--- Start ---

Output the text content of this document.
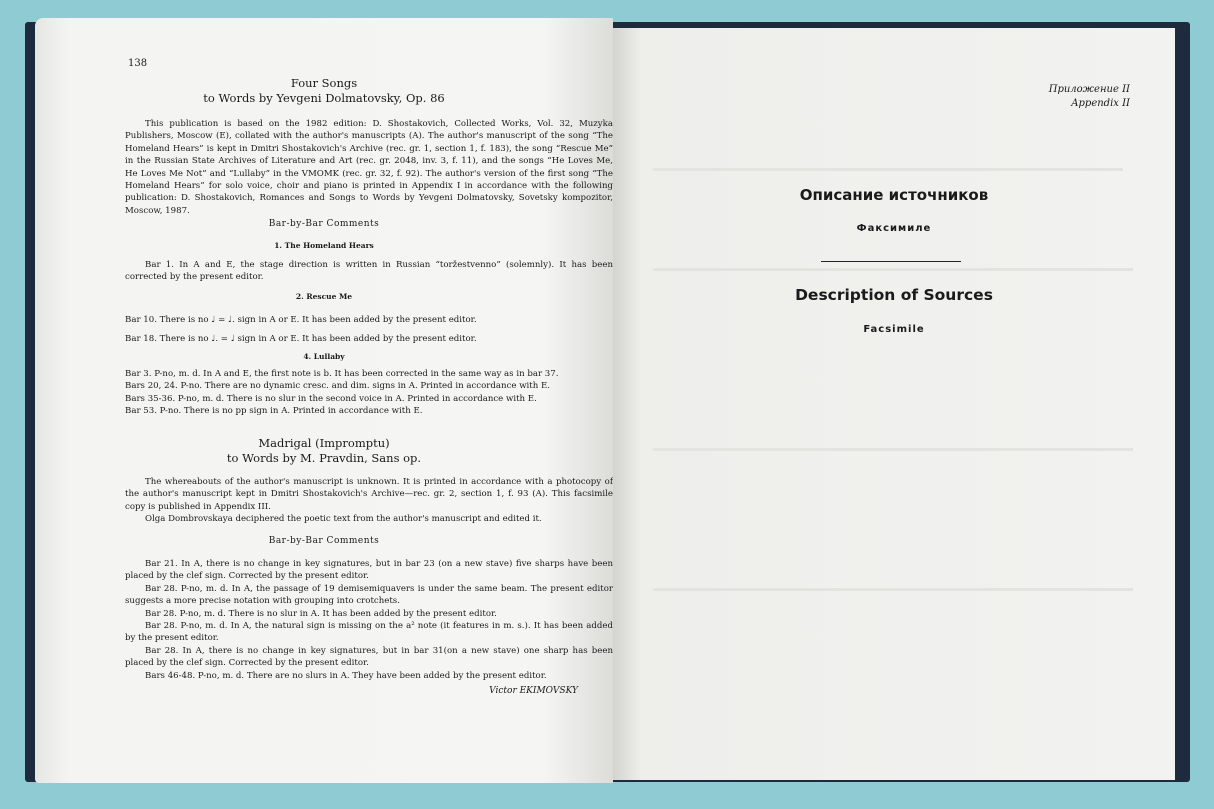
138
Four Songs
to Words by Yevgeni Dolmatovsky, Op. 86

This publication is based on the 1982 edition: D. Shostakovich, Collected Works, Vol. 32, Muzyka Publishers, Moscow (E), collated with the author's manuscripts (A). The author's manuscript of the song “The Homeland Hears” is kept in Dmitri Shostakovich's Archive (rec. gr. 1, section 1, f. 183), the song “Rescue Me” in the Russian State Archives of Literature and Art (rec. gr. 2048, inv. 3, f. 11), and the songs “He Loves Me, He Loves Me Not” and “Lullaby” in the VMOMK (rec. gr. 32, f. 92). The author's version of the first song “The Homeland Hears” for solo voice, choir and piano is printed in Appendix I in accordance with the following publication: D. Shostakovich, Romances and Songs to Words by Yevgeni Dolmatovsky, Sovetsky kompozitor, Moscow, 1987.

Bar-by-Bar Comments
1. The Homeland Hears

Bar 1. In A and E, the stage direction is written in Russian “toržestvenno” (solemnly). It has been corrected by the present editor.

2. Rescue Me

Bar 10. There is no ♩ = ♩. sign in A or E. It has been added by the present editor.

Bar 18. There is no ♩. = ♩ sign in A or E. It has been added by the present editor.

4. Lullaby

Bar 3. P-no, m. d. In A and E, the first note is b. It has been corrected in the same way as in bar 37.

Bars 20, 24. P-no. There are no dynamic cresc. and dim. signs in A. Printed in accordance with E.

Bars 35-36. P-no, m. d. There is no slur in the second voice in A. Printed in accordance with E.

Bar 53. P-no. There is no pp sign in A. Printed in accordance with E.

Madrigal (Impromptu)
to Words by M. Pravdin, Sans op.

The whereabouts of the author's manuscript is unknown. It is printed in accordance with a photocopy of the author's manuscript kept in Dmitri Shostakovich's Archive—rec. gr. 2, section 1, f. 93 (A). This facsimile copy is published in Appendix III.

Olga Dombrovskaya deciphered the poetic text from the author's manuscript and edited it.

Bar-by-Bar Comments

Bar 21. In A, there is no change in key signatures, but in bar 23 (on a new stave) five sharps have been placed by the clef sign. Corrected by the present editor.

Bar 28. P-no, m. d. In A, the passage of 19 demisemiquavers is under the same beam. The present editor suggests a more precise notation with grouping into crotchets.

Bar 28. P-no, m. d. There is no slur in A. It has been added by the present editor.

Bar 28. P-no, m. d. In A, the natural sign is missing on the a² note (it features in m. s.). It has been added by the present editor.

Bar 28. In A, there is no change in key signatures, but in bar 31(on a new stave) one sharp has been placed by the clef sign. Corrected by the present editor.

Bars 46-48. P-no, m. d. There are no slurs in A. They have been added by the present editor.

Victor EKIMOVSKY
Приложение II
Appendix II
Описание источников
Факсимиле
Description of Sources
Facsimile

--- End ---

- Given request:
Make an exact copy of every record, pictures excluded.

- Finished exercise:
Output the text content of this document.
138
Four Songs
to Words by Yevgeni Dolmatovsky, Op. 86

This publication is based on the 1982 edition: D. Shostakovich, Collected Works, Vol. 32, Muzyka Publishers, Moscow (E), collated with the author's manuscripts (A). The author's manuscript of the song “The Homeland Hears” is kept in Dmitri Shostakovich's Archive (rec. gr. 1, section 1, f. 183), the song “Rescue Me” in the Russian State Archives of Literature and Art (rec. gr. 2048, inv. 3, f. 11), and the songs “He Loves Me, He Loves Me Not” and “Lullaby” in the VMOMK (rec. gr. 32, f. 92). The author's version of the first song “The Homeland Hears” for solo voice, choir and piano is printed in Appendix I in accordance with the following publication: D. Shostakovich, Romances and Songs to Words by Yevgeni Dolmatovsky, Sovetsky kompozitor, Moscow, 1987.

Bar-by-Bar Comments
1. The Homeland Hears

Bar 1. In A and E, the stage direction is written in Russian “toržestvenno” (solemnly). It has been corrected by the present editor.

2. Rescue Me

Bar 10. There is no ♩ = ♩. sign in A or E. It has been added by the present editor.

Bar 18. There is no ♩. = ♩ sign in A or E. It has been added by the present editor.

4. Lullaby

Bar 3. P-no, m. d. In A and E, the first note is b. It has been corrected in the same way as in bar 37.

Bars 20, 24. P-no. There are no dynamic cresc. and dim. signs in A. Printed in accordance with E.

Bars 35-36. P-no, m. d. There is no slur in the second voice in A. Printed in accordance with E.

Bar 53. P-no. There is no pp sign in A. Printed in accordance with E.

Madrigal (Impromptu)
to Words by M. Pravdin, Sans op.

The whereabouts of the author's manuscript is unknown. It is printed in accordance with a photocopy of the author's manuscript kept in Dmitri Shostakovich's Archive—rec. gr. 2, section 1, f. 93 (A). This facsimile copy is published in Appendix III.

Olga Dombrovskaya deciphered the poetic text from the author's manuscript and edited it.

Bar-by-Bar Comments

Bar 21. In A, there is no change in key signatures, but in bar 23 (on a new stave) five sharps have been placed by the clef sign. Corrected by the present editor.

Bar 28. P-no, m. d. In A, the passage of 19 demisemiquavers is under the same beam. The present editor suggests a more precise notation with grouping into crotchets.

Bar 28. P-no, m. d. There is no slur in A. It has been added by the present editor.

Bar 28. P-no, m. d. In A, the natural sign is missing on the a² note (it features in m. s.). It has been added by the present editor.

Bar 28. In A, there is no change in key signatures, but in bar 31(on a new stave) one sharp has been placed by the clef sign. Corrected by the present editor.

Bars 46-48. P-no, m. d. There are no slurs in A. They have been added by the present editor.

Victor EKIMOVSKY
Приложение II
Appendix II
Описание источников
Факсимиле
Description of Sources
Facsimile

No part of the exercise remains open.